### WRITTEN PROBLEM
Copy, in full, each line of the material that holds the word "وابن".
:::
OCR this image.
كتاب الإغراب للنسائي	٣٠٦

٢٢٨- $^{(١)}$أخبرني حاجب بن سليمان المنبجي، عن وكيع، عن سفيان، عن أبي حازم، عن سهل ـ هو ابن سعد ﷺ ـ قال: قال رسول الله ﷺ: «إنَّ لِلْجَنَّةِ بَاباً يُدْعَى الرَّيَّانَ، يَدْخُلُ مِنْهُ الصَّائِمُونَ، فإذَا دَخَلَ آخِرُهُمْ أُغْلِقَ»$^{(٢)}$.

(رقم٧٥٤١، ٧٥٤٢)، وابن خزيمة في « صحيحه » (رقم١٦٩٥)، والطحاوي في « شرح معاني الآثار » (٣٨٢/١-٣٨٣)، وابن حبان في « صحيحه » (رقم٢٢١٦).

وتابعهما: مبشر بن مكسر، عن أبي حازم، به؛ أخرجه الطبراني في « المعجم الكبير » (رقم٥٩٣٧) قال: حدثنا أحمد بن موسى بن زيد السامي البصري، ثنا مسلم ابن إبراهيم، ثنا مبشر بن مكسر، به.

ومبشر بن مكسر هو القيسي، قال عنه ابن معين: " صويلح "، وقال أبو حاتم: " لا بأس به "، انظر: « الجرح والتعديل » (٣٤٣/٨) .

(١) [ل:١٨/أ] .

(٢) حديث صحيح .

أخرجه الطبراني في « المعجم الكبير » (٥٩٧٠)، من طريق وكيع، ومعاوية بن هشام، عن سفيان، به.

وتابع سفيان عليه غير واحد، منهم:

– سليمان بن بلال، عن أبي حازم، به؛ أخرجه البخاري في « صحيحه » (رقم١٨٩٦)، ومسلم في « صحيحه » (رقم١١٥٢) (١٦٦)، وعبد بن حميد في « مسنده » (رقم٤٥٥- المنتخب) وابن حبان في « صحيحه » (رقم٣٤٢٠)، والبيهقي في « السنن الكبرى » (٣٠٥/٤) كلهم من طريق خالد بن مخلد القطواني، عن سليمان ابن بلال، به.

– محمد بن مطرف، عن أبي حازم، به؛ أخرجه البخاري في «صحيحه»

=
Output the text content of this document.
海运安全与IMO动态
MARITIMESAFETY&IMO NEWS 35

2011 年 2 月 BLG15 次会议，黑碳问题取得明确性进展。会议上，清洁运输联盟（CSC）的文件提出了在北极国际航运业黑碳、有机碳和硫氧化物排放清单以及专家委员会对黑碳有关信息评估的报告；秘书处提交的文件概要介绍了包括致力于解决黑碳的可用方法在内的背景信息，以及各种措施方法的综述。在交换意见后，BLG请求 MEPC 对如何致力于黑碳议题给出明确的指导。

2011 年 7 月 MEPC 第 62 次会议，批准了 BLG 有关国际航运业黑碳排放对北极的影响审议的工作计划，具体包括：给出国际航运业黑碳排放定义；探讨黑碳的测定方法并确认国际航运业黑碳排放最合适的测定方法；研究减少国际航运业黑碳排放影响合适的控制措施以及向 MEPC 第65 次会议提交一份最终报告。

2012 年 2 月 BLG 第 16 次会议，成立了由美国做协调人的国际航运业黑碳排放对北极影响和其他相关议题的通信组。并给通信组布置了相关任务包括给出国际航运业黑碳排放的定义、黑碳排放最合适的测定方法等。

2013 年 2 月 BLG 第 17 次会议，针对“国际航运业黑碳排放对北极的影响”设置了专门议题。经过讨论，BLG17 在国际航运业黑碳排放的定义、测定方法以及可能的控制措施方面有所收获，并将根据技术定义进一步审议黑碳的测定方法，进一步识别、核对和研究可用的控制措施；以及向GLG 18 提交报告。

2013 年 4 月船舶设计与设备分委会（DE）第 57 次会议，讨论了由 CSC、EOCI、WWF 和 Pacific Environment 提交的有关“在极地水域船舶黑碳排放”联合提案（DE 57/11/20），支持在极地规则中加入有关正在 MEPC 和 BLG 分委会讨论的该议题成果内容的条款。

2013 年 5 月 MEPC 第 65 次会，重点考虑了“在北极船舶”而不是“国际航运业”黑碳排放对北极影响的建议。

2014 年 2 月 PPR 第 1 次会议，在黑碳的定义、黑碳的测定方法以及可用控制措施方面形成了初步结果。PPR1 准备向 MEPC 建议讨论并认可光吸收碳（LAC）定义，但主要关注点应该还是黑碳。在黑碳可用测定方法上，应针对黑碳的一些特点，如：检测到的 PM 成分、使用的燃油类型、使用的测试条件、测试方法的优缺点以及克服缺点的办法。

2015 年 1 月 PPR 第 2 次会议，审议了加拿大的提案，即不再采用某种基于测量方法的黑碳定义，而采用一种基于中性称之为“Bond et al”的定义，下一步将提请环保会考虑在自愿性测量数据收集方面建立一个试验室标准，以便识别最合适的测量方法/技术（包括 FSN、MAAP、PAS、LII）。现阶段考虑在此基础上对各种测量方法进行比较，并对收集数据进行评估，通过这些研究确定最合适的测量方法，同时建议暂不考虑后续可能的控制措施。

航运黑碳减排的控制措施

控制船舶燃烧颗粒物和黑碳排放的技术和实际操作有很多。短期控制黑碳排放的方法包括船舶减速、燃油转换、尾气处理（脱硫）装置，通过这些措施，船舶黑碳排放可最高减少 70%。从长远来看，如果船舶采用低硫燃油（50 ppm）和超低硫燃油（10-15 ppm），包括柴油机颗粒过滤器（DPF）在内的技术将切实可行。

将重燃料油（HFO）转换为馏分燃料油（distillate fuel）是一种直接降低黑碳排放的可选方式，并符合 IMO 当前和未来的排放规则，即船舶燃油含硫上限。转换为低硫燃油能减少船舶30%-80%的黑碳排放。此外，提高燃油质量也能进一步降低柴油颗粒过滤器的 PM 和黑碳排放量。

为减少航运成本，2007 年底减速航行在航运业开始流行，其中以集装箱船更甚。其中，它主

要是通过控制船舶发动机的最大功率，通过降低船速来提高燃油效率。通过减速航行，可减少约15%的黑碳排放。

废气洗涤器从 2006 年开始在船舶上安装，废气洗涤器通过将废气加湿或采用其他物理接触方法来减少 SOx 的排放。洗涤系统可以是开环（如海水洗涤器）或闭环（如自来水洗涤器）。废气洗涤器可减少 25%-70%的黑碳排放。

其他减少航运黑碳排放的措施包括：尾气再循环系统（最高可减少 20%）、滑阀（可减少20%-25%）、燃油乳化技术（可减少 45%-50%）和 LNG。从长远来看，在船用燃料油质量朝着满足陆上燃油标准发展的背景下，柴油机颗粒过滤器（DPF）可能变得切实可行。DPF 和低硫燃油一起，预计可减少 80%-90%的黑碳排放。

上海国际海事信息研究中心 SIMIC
:::
### REPLY TO THE TASK
(رقم٧٥٤١، ٧٥٤٢)، وابن خزيمة في « صحيحه » (رقم١٦٩٥)، والطحاوي في « شرح معاني الآثار » (٣٨٢/١-٣٨٣)، وابن حبان في « صحيحه » (رقم٢٢١٦).
– سليمان بن بلال، عن أبي حازم، به؛ أخرجه البخاري في « صحيحه » (رقم١٨٩٦)، ومسلم في « صحيحه » (رقم١١٥٢) (١٦٦)، وعبد بن حميد في « مسنده » (رقم٤٥٥- المنتخب) وابن حبان في « صحيحه » (رقم٣٤٢٠)، والبيهقي في « السنن الكبرى » (٣٠٥/٤) كلهم من طريق خالد بن مخلد القطواني، عن سليمان ابن بلال، به.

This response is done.